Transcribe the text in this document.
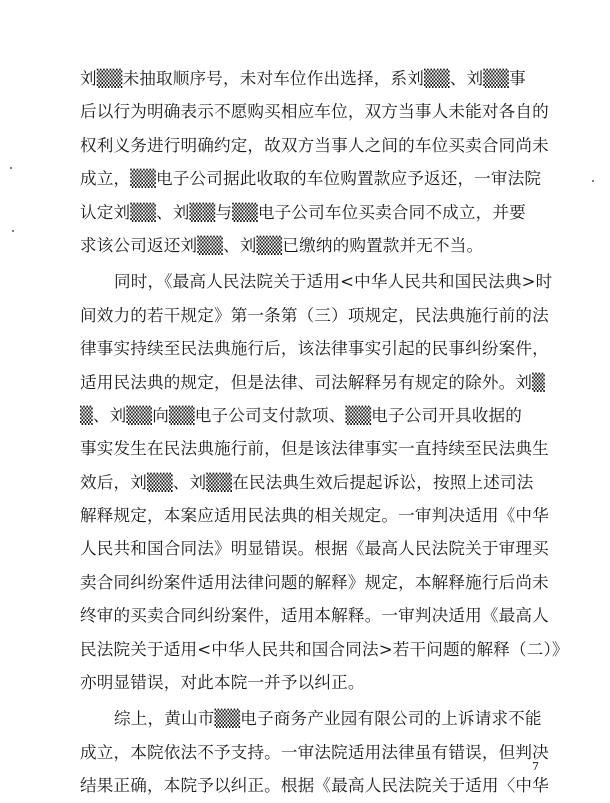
刘▒▒未抽取顺序号，未对车位作出选择，系刘▒▒、刘▒▒事
后以行为明确表示不愿购买相应车位，双方当事人未能对各自的
权利义务进行明确约定，故双方当事人之间的车位买卖合同尚未
成立，▒▒电子公司据此收取的车位购置款应予返还，一审法院
认定刘▒▒、刘▒▒与▒▒电子公司车位买卖合同不成立，并要
求该公司返还刘▒▒、刘▒▒已缴纳的购置款并无不当。
同时，《最高人民法院关于适用<中华人民共和国民法典>时
间效力的若干规定》第一条第（三）项规定，民法典施行前的法
律事实持续至民法典施行后，该法律事实引起的民事纠纷案件，
适用民法典的规定，但是法律、司法解释另有规定的除外。刘▒
▒、刘▒▒向▒▒电子公司支付款项、▒▒电子公司开具收据的
事实发生在民法典施行前，但是该法律事实一直持续至民法典生
效后，刘▒▒、刘▒▒在民法典生效后提起诉讼，按照上述司法
解释规定，本案应适用民法典的相关规定。一审判决适用《中华
人民共和国合同法》明显错误。根据《最高人民法院关于审理买
卖合同纠纷案件适用法律问题的解释》规定，本解释施行后尚未
终审的买卖合同纠纷案件，适用本解释。一审判决适用《最高人
民法院关于适用<中华人民共和国合同法>若干问题的解释（二）》
亦明显错误，对此本院一并予以纠正。
综上，黄山市▒▒电子商务产业园有限公司的上诉请求不能
成立，本院依法不予支持。一审法院适用法律虽有错误，但判决
结果正确，本院予以纠正。根据《最高人民法院关于适用〈中华
7
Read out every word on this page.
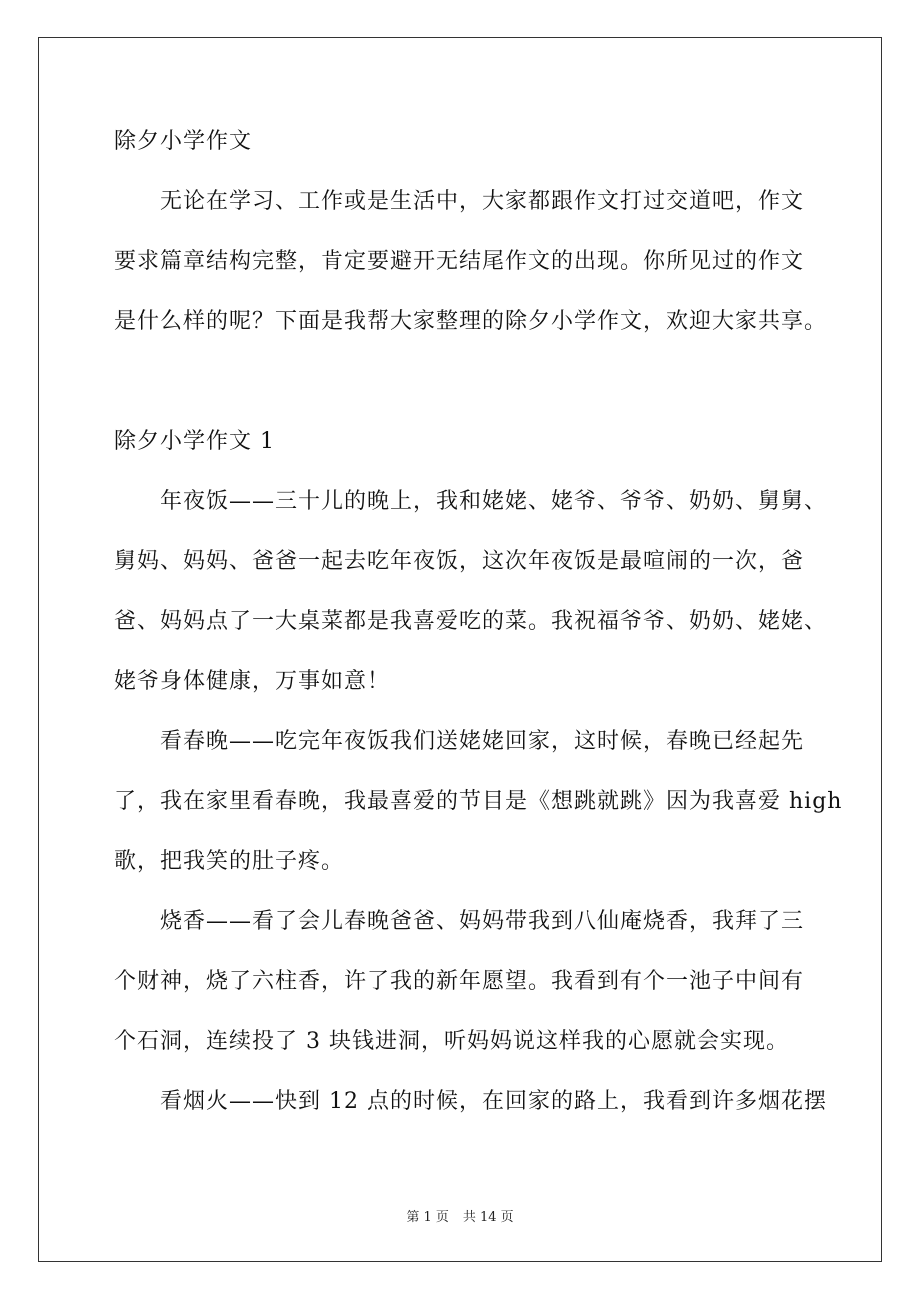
除夕小学作文
　　无论在学习、工作或是生活中，大家都跟作文打过交道吧，作文
要求篇章结构完整，肯定要避开无结尾作文的出现。你所见过的作文
是什么样的呢？下面是我帮大家整理的除夕小学作文，欢迎大家共享。
除夕小学作文 1
　　年夜饭——三十儿的晚上，我和姥姥、姥爷、爷爷、奶奶、舅舅、
舅妈、妈妈、爸爸一起去吃年夜饭，这次年夜饭是最喧闹的一次，爸
爸、妈妈点了一大桌菜都是我喜爱吃的菜。我祝福爷爷、奶奶、姥姥、
姥爷身体健康，万事如意！
　　看春晚——吃完年夜饭我们送姥姥回家，这时候，春晚已经起先
了，我在家里看春晚，我最喜爱的节目是《想跳就跳》因为我喜爱 high
歌，把我笑的肚子疼。
　　烧香——看了会儿春晚爸爸、妈妈带我到八仙庵烧香，我拜了三
个财神，烧了六柱香，许了我的新年愿望。我看到有个一池子中间有
个石洞，连续投了 3 块钱进洞，听妈妈说这样我的心愿就会实现。
　　看烟火——快到 12 点的时候，在回家的路上，我看到许多烟花摆
第 1 页 共 14 页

—————

AIM:
Using the listing above, pick out each line that contains the word "最高人民法院关于适用", then copy it.

SOLUTION TO THIS TASK:
同时，《最高人民法院关于适用<中华人民共和国民法典>时
结果正确，本院予以纠正。根据《最高人民法院关于适用〈中华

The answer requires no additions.